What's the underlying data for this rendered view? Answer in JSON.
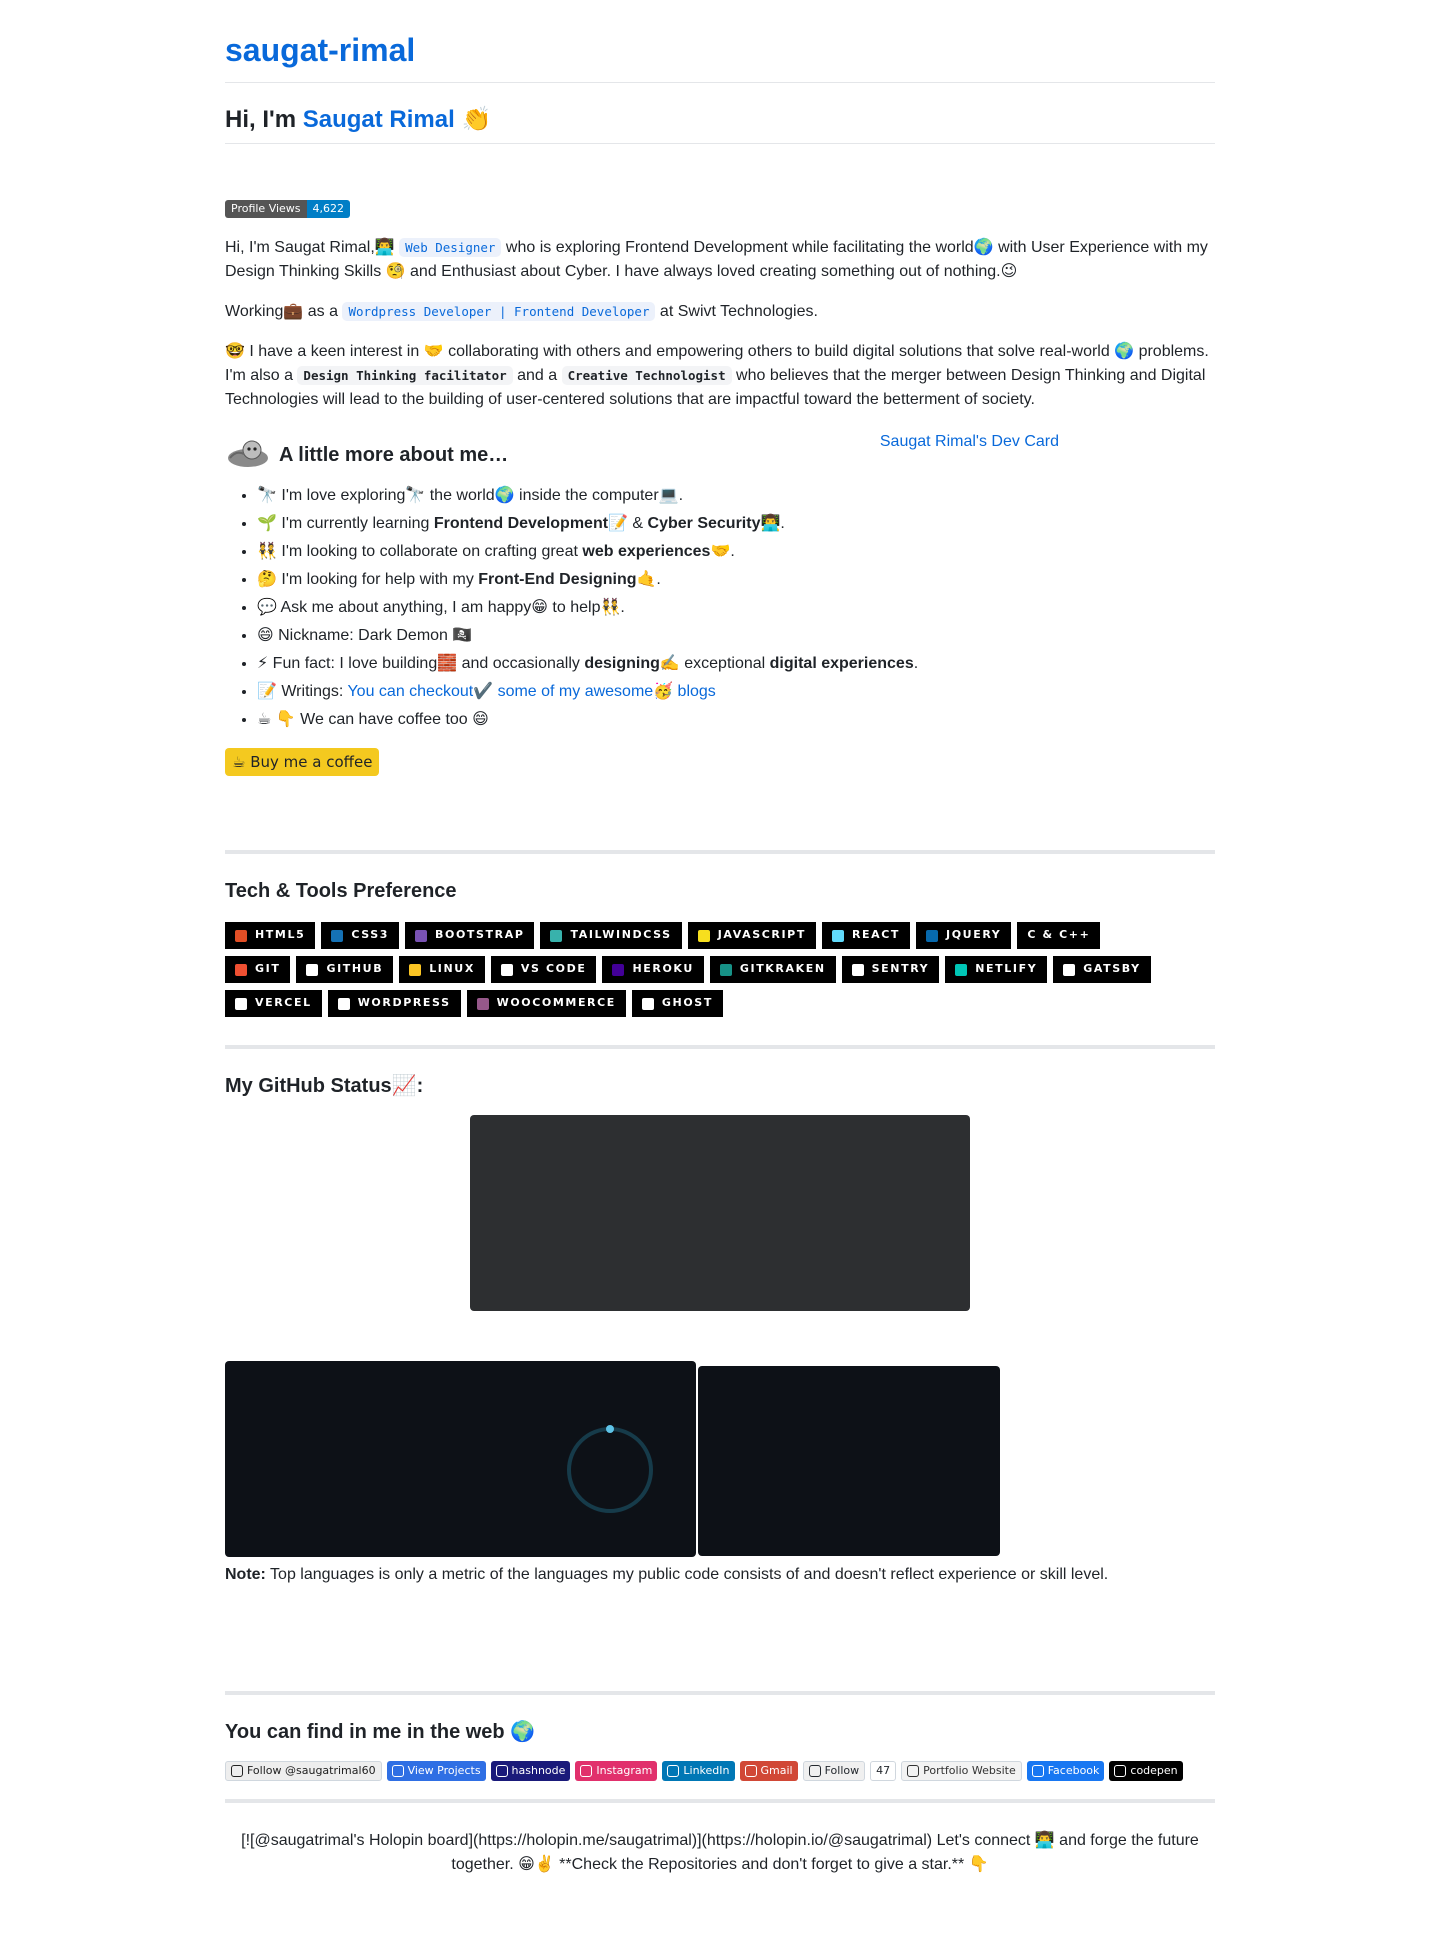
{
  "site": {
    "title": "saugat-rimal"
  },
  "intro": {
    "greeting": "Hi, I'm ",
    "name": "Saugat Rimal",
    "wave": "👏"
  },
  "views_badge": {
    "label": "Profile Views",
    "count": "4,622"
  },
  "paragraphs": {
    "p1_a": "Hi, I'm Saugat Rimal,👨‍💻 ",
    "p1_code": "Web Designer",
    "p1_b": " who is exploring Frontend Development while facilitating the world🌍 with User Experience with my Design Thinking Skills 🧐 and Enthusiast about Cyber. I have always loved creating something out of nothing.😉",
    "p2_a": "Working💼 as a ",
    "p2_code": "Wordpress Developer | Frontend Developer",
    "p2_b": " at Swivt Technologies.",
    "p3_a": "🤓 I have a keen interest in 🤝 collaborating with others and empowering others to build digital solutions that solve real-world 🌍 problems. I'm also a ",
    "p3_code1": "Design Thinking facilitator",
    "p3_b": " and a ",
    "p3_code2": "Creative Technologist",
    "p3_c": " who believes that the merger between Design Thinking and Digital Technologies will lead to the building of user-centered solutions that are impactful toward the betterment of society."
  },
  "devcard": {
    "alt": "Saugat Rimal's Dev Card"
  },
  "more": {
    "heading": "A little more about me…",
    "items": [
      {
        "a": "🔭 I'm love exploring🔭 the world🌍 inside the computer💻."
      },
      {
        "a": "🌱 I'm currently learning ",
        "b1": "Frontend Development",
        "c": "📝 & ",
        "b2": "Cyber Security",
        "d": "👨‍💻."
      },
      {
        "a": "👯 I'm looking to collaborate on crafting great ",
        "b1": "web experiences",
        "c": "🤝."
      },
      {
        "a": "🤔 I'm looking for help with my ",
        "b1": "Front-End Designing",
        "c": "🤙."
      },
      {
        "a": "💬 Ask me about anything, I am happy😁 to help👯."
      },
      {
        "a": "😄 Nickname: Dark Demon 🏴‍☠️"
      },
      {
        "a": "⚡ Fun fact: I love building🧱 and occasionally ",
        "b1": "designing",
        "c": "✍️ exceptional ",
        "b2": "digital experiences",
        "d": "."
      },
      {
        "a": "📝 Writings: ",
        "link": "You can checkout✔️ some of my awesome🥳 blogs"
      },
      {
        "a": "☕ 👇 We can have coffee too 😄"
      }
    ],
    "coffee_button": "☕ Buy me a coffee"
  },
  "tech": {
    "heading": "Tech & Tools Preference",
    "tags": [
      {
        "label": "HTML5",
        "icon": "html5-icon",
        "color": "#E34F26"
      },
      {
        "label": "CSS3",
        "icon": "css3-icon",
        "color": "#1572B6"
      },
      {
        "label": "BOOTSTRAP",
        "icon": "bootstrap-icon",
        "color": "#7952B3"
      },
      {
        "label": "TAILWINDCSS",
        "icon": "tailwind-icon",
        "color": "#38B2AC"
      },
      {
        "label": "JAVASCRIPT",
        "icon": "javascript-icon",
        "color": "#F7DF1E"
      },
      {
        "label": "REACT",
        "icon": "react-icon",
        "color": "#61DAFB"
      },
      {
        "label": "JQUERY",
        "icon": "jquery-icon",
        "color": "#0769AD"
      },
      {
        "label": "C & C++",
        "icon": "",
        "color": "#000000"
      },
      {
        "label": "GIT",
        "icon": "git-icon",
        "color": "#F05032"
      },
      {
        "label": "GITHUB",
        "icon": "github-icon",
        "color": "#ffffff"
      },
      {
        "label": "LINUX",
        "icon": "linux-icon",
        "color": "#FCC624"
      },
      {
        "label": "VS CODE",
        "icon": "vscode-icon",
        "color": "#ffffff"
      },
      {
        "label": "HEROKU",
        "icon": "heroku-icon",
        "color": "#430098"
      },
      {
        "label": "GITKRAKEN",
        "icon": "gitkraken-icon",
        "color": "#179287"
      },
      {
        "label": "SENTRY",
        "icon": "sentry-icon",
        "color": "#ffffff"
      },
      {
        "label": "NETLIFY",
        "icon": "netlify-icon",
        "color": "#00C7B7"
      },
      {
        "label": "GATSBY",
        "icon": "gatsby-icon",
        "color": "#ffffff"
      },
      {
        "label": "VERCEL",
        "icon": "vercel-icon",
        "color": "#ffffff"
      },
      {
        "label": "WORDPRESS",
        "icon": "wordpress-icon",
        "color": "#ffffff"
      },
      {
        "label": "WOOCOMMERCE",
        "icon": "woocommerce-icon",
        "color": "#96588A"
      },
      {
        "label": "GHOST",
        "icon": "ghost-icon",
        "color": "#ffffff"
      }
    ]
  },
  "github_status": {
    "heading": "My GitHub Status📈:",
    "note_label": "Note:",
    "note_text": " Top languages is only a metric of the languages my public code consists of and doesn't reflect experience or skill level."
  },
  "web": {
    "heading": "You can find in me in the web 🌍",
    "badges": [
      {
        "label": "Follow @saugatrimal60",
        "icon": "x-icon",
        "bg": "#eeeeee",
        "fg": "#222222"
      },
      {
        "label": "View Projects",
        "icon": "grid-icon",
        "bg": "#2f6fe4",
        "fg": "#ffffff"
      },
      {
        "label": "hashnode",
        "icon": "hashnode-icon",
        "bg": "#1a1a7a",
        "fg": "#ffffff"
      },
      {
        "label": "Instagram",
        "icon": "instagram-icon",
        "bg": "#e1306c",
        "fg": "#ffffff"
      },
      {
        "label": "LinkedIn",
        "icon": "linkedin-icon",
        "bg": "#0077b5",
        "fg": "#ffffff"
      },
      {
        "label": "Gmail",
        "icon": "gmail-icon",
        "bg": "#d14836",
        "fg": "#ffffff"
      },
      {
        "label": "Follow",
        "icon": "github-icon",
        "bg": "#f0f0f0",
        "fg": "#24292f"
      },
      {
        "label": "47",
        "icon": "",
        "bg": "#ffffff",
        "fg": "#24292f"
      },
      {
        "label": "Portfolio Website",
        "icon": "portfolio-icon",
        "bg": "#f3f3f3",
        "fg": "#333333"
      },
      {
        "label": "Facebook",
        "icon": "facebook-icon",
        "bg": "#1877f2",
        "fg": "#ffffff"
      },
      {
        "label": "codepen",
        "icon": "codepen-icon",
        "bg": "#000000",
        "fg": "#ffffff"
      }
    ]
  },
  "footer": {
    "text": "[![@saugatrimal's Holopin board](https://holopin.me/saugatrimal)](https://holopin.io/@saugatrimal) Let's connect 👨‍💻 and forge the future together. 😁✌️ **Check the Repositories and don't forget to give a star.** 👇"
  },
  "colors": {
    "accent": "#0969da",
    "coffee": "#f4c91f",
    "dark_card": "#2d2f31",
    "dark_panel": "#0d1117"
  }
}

---------------

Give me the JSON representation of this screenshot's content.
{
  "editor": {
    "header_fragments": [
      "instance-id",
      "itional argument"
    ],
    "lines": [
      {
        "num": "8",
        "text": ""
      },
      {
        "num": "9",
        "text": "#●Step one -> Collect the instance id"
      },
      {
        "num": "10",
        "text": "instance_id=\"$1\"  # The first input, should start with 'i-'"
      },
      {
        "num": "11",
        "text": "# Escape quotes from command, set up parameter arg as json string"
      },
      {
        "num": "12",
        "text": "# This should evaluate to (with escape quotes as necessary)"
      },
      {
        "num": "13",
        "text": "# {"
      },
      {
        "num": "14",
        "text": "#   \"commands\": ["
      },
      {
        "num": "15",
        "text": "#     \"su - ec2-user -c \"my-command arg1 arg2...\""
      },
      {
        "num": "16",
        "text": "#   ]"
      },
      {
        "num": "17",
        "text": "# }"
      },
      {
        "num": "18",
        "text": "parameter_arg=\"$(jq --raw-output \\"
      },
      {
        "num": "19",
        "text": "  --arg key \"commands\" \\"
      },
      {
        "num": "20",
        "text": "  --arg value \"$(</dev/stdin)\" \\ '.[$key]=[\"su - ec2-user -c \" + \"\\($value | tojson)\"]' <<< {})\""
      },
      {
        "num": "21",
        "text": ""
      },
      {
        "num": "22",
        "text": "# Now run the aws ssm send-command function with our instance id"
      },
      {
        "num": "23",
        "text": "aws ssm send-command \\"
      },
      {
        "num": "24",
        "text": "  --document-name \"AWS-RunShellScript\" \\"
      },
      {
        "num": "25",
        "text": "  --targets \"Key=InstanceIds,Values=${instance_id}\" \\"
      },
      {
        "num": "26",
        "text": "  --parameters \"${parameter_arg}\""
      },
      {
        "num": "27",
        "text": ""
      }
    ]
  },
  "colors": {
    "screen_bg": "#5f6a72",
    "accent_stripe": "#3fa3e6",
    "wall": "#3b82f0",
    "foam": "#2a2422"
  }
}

---------------

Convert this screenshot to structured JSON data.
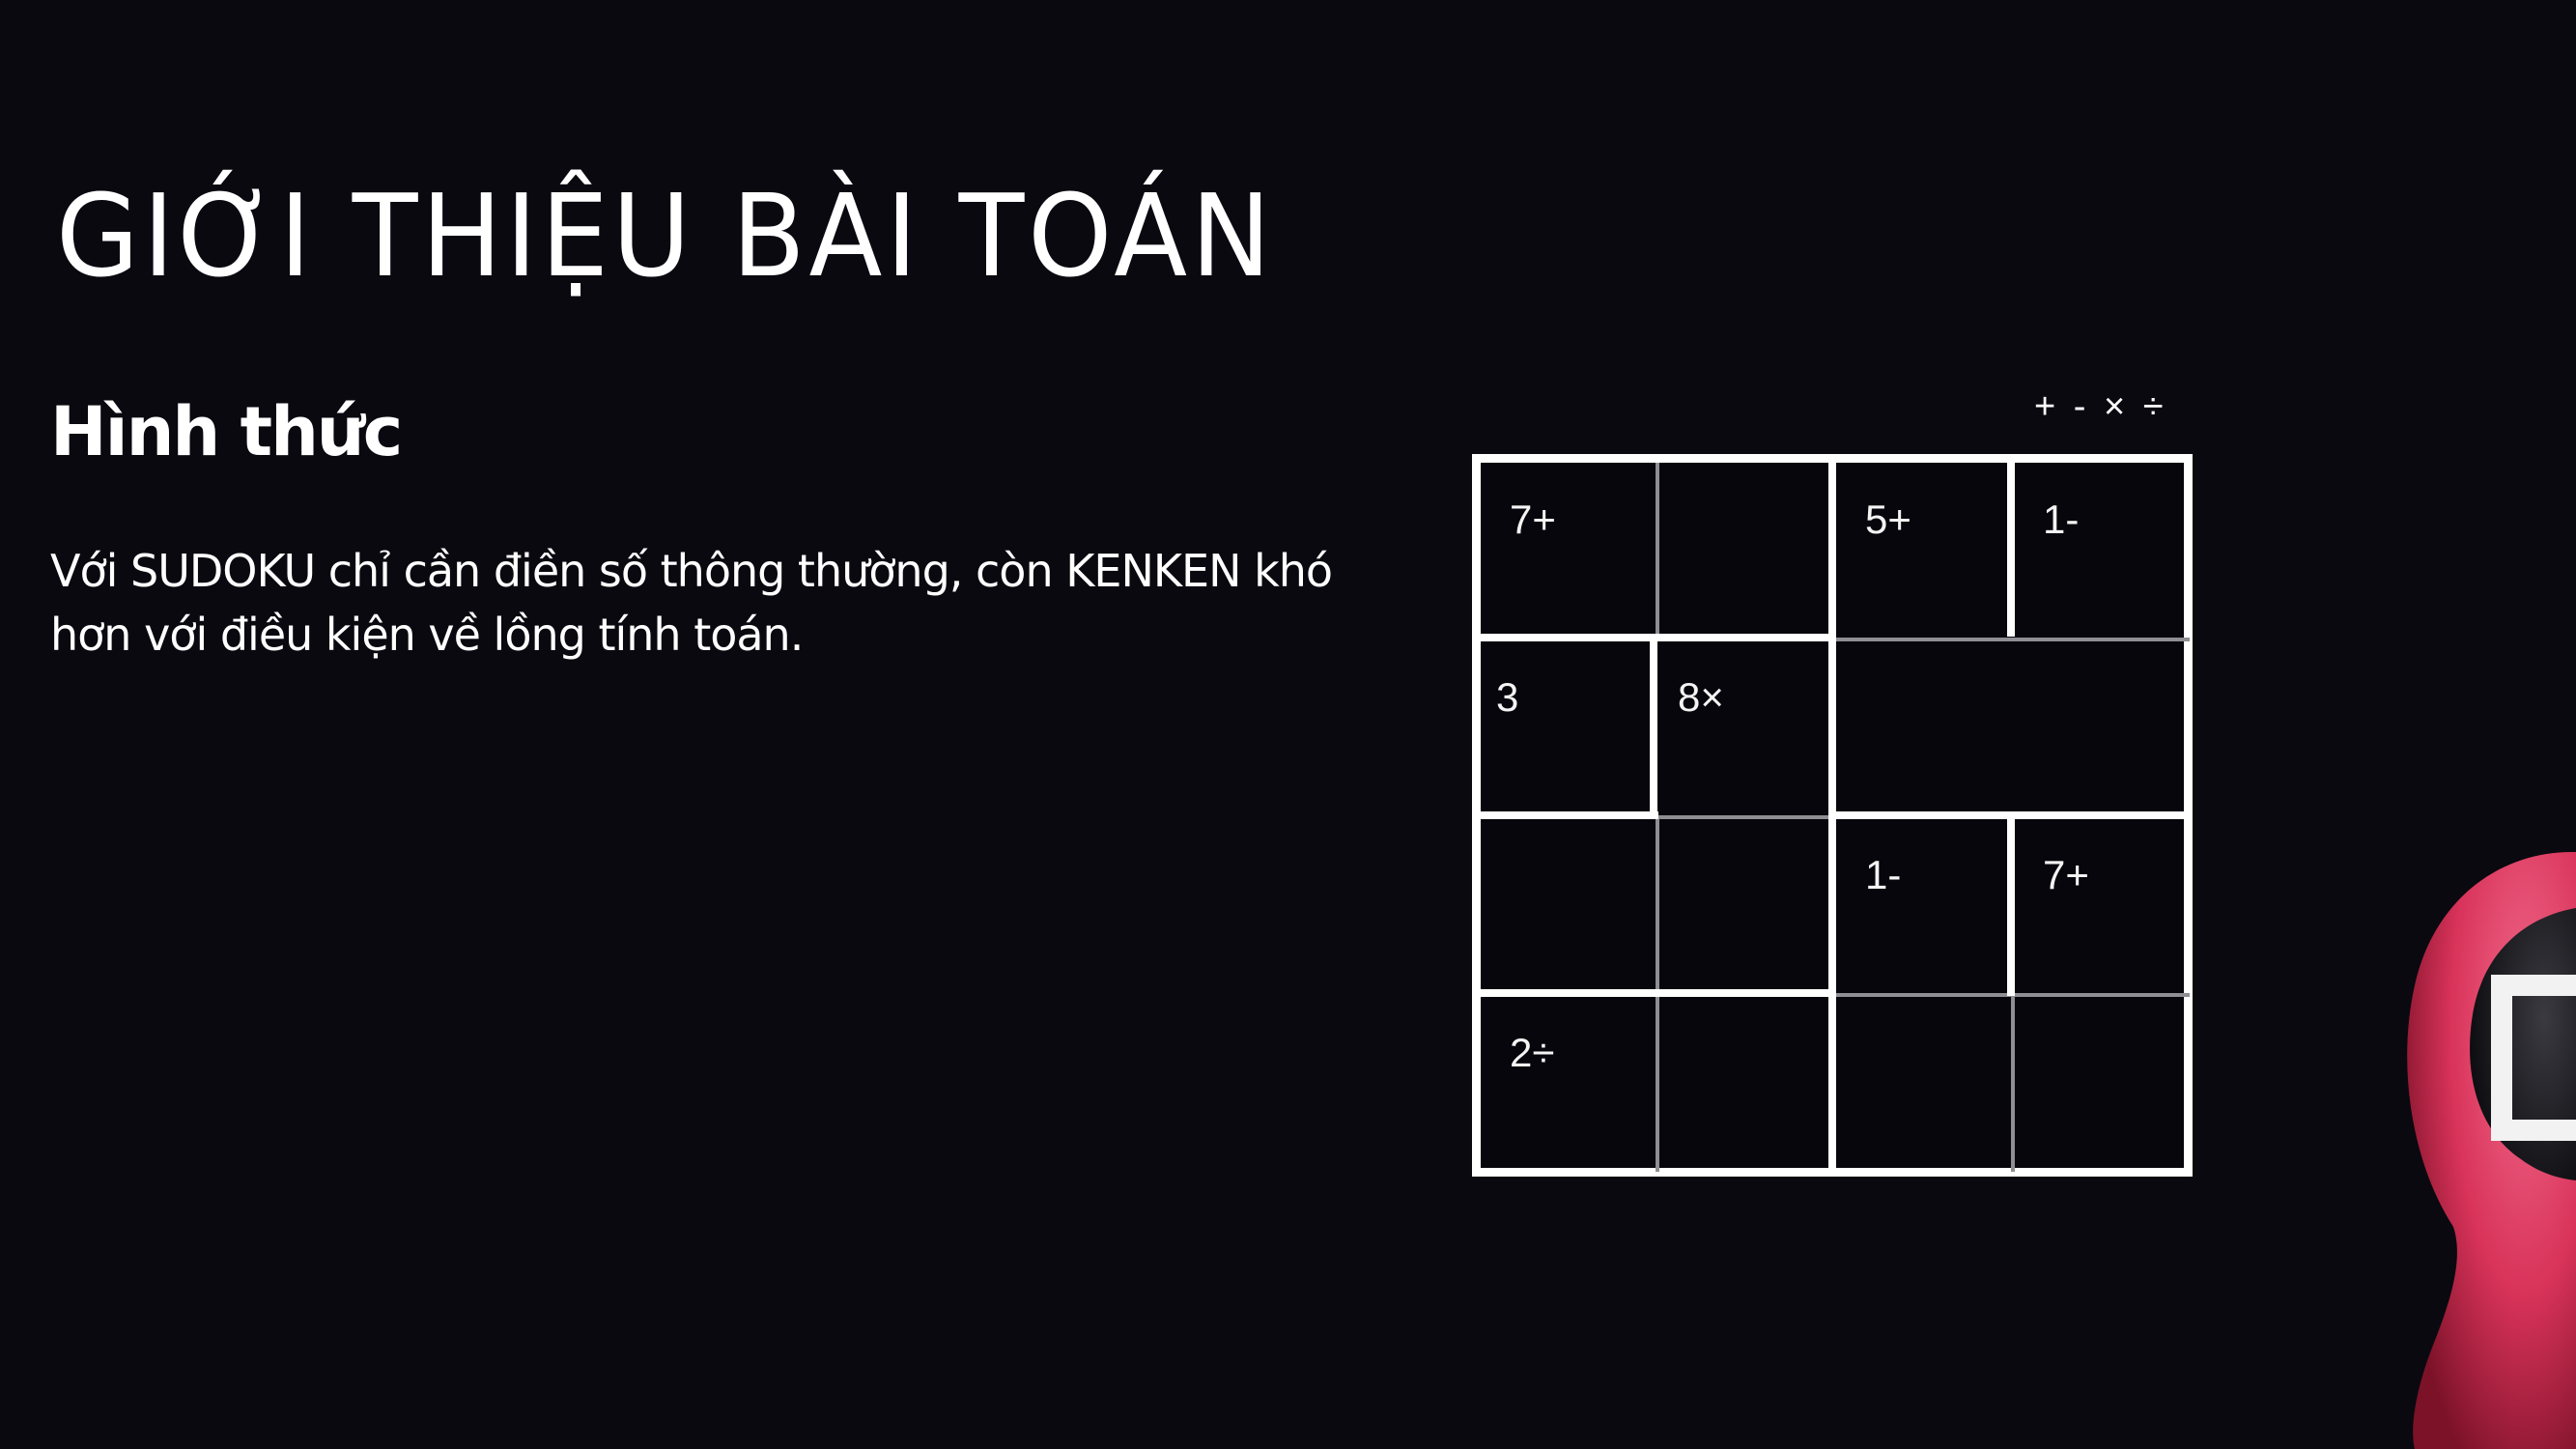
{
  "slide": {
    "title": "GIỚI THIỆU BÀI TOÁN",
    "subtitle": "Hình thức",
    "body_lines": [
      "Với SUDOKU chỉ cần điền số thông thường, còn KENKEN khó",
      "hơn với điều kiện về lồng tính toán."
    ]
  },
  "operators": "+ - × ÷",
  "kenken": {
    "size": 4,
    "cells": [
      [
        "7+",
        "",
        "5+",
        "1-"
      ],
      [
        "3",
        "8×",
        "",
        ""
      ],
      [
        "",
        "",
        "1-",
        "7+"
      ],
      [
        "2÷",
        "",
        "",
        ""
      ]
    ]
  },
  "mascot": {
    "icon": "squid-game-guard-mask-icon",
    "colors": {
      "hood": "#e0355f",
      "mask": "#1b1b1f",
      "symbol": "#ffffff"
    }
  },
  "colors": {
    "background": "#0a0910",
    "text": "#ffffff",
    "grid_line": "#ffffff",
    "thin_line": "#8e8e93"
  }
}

---------------

▶ [What you are asked to do]
Copy each line above that contains the word "help".

▶ [Answer in full]
        "a": "🤔 I'm looking for help with my ",
        "a": "💬 Ask me about anything, I am happy😁 to help👯."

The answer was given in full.